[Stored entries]
####################

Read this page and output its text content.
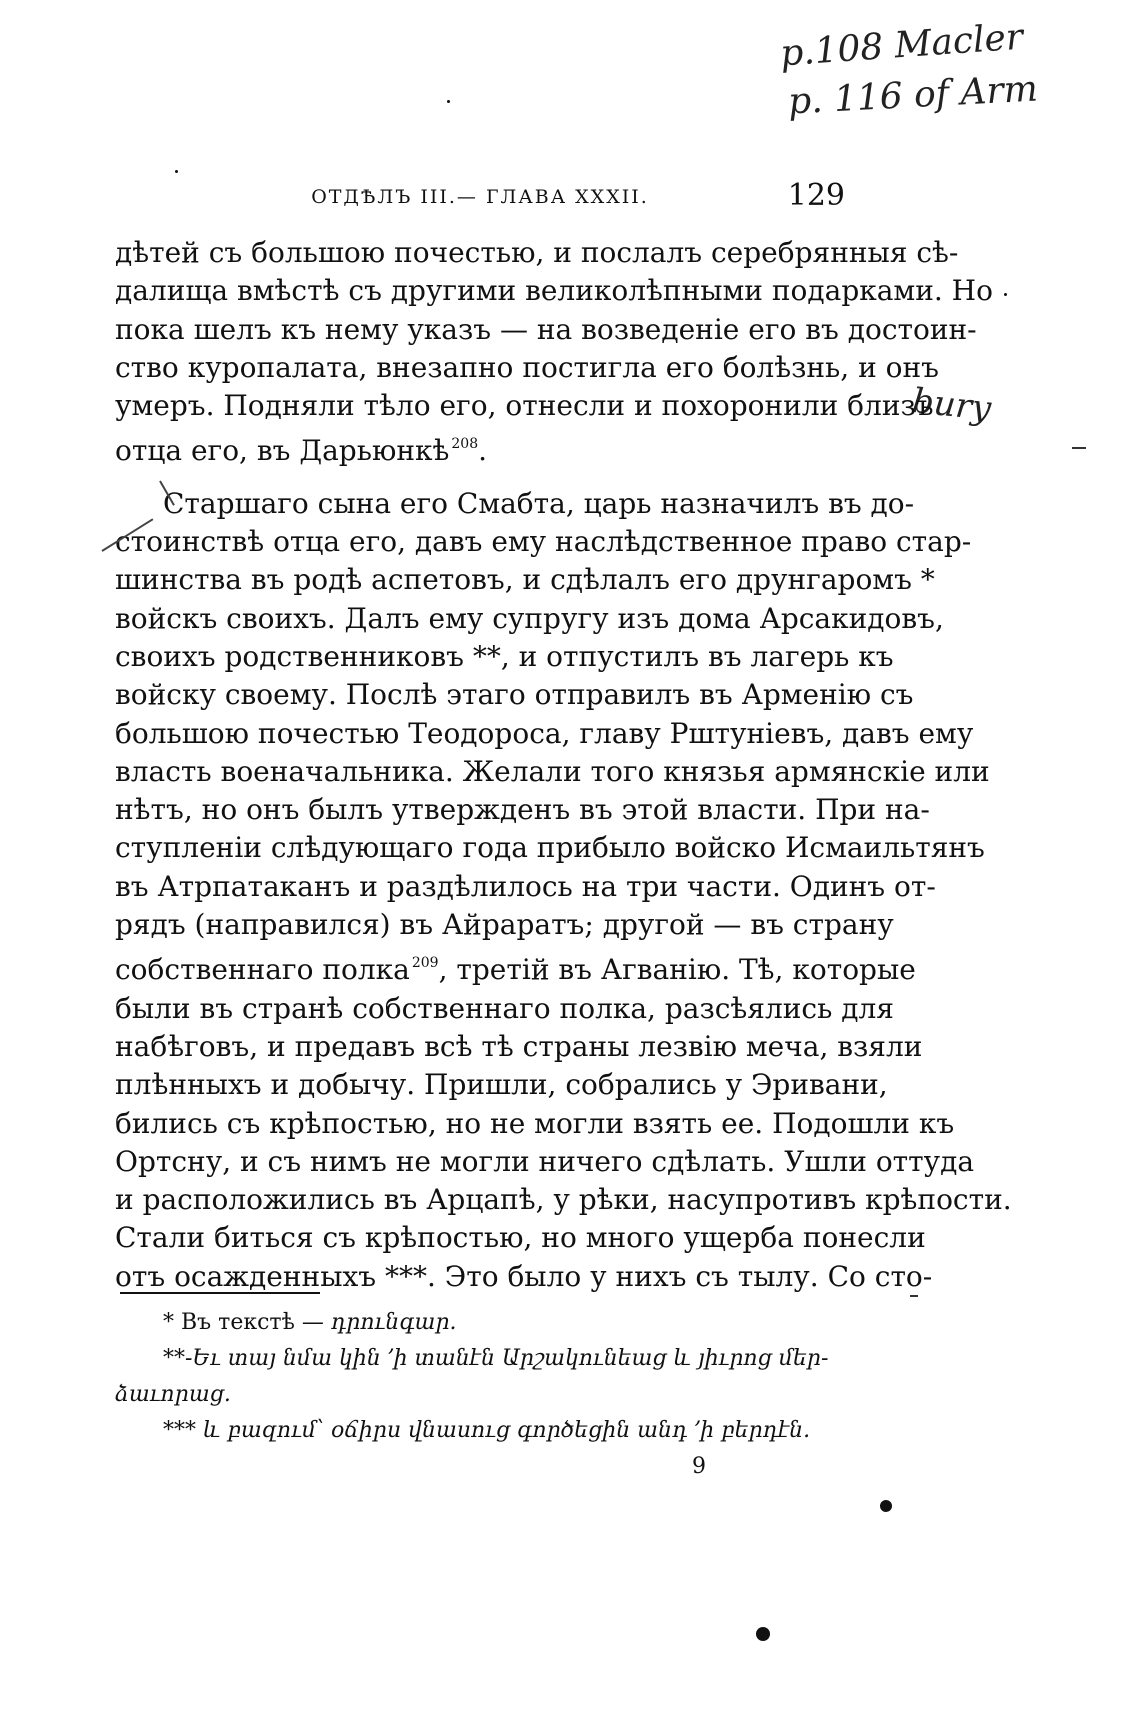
p.108 Macler
p. 116 of Arm
bury
ОТДѢЛЪ III.— ГЛАВА XXXII.	129
дѣтей съ большою почестью, и послалъ серебрянныя сѣ-
далища вмѣстѣ съ другими великолѣпными подарками. Но
пока шелъ къ нему указъ — на возведеніе его въ достоин-
ство куропалата, внезапно постигла его болѣзнь, и онъ
умеръ. Подняли тѣло его, отнесли и похоронили близъ
отца его, въ Дарьюнкѣ $^{208}$.
Старшаго сына его Смабта, царь назначилъ въ до-
стоинствѣ отца его, давъ ему наслѣдственное право стар-
шинства въ родѣ аспетовъ, и сдѣлалъ его друнгаромъ *
войскъ своихъ. Далъ ему супругу изъ дома Арсакидовъ,
своихъ родственниковъ **, и отпустилъ въ лагерь къ
войску своему. Послѣ этаго отправилъ въ Арменію съ
большою почестью Теодороса, главу Рштуніевъ, давъ ему
власть военачальника. Желали того князья армянскіе или
нѣтъ, но онъ былъ утвержденъ въ этой власти. При на-
ступленіи слѣдующаго года прибыло войско Исмаильтянъ
въ Атрпатаканъ и раздѣлилось на три части. Одинъ от-
рядъ (направился) въ Айраратъ; другой — въ страну
собственнаго полка $^{209}$, третій въ Агванію. Тѣ, которые
были въ странѣ собственнаго полка, разсѣялись для
набѣговъ, и предавъ всѣ тѣ страны лезвію меча, взяли
плѣнныхъ и добычу. Пришли, собрались у Эривани,
бились съ крѣпостью, но не могли взять ее. Подошли къ
Ортсну, и съ нимъ не могли ничего сдѣлать. Ушли оттуда
и расположились въ Арцапѣ, у рѣки, насупротивъ крѣпости.
Стали биться съ крѣпостью, но много ущерба понесли
отъ осажденныхъ ***. Это было у нихъ съ тылу. Со сто-
* Въ текстѣ — դրունգար.
**-Եւ տայ նմա կին ՚ի տանէն Արշակունեաց և յիւրոց մեր-
ձաւորաց.
*** և բազում՝ օճիրս վնասուց գործեցին անդ ՚ի բերդէն.
9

####################

▸ Your instructions: The entries above are to be returned exactly, without their pictures.

▸ Written answer:
Read this page and output its text content.
p.108 Macler
p. 116 of Arm
bury
ОТДѢЛЪ III.— ГЛАВА XXXII.	129
дѣтей съ большою почестью, и послалъ серебрянныя сѣ-
далища вмѣстѣ съ другими великолѣпными подарками. Но
пока шелъ къ нему указъ — на возведеніе его въ достоин-
ство куропалата, внезапно постигла его болѣзнь, и онъ
умеръ. Подняли тѣло его, отнесли и похоронили близъ
отца его, въ Дарьюнкѣ $^{208}$.
Старшаго сына его Смабта, царь назначилъ въ до-
стоинствѣ отца его, давъ ему наслѣдственное право стар-
шинства въ родѣ аспетовъ, и сдѣлалъ его друнгаромъ *
войскъ своихъ. Далъ ему супругу изъ дома Арсакидовъ,
своихъ родственниковъ **, и отпустилъ въ лагерь къ
войску своему. Послѣ этаго отправилъ въ Арменію съ
большою почестью Теодороса, главу Рштуніевъ, давъ ему
власть военачальника. Желали того князья армянскіе или
нѣтъ, но онъ былъ утвержденъ въ этой власти. При на-
ступленіи слѣдующаго года прибыло войско Исмаильтянъ
въ Атрпатаканъ и раздѣлилось на три части. Одинъ от-
рядъ (направился) въ Айраратъ; другой — въ страну
собственнаго полка $^{209}$, третій въ Агванію. Тѣ, которые
были въ странѣ собственнаго полка, разсѣялись для
набѣговъ, и предавъ всѣ тѣ страны лезвію меча, взяли
плѣнныхъ и добычу. Пришли, собрались у Эривани,
бились съ крѣпостью, но не могли взять ее. Подошли къ
Ортсну, и съ нимъ не могли ничего сдѣлать. Ушли оттуда
и расположились въ Арцапѣ, у рѣки, насупротивъ крѣпости.
Стали биться съ крѣпостью, но много ущерба понесли
отъ осажденныхъ ***. Это было у нихъ съ тылу. Со сто-
* Въ текстѣ — դրունգար.
**-Եւ տայ նմա կին ՚ի տանէն Արշակունեաց և յիւրոց մեր-
ձաւորաց.
*** և բազում՝ օճիրս վնասուց գործեցին անդ ՚ի բերդէն.
9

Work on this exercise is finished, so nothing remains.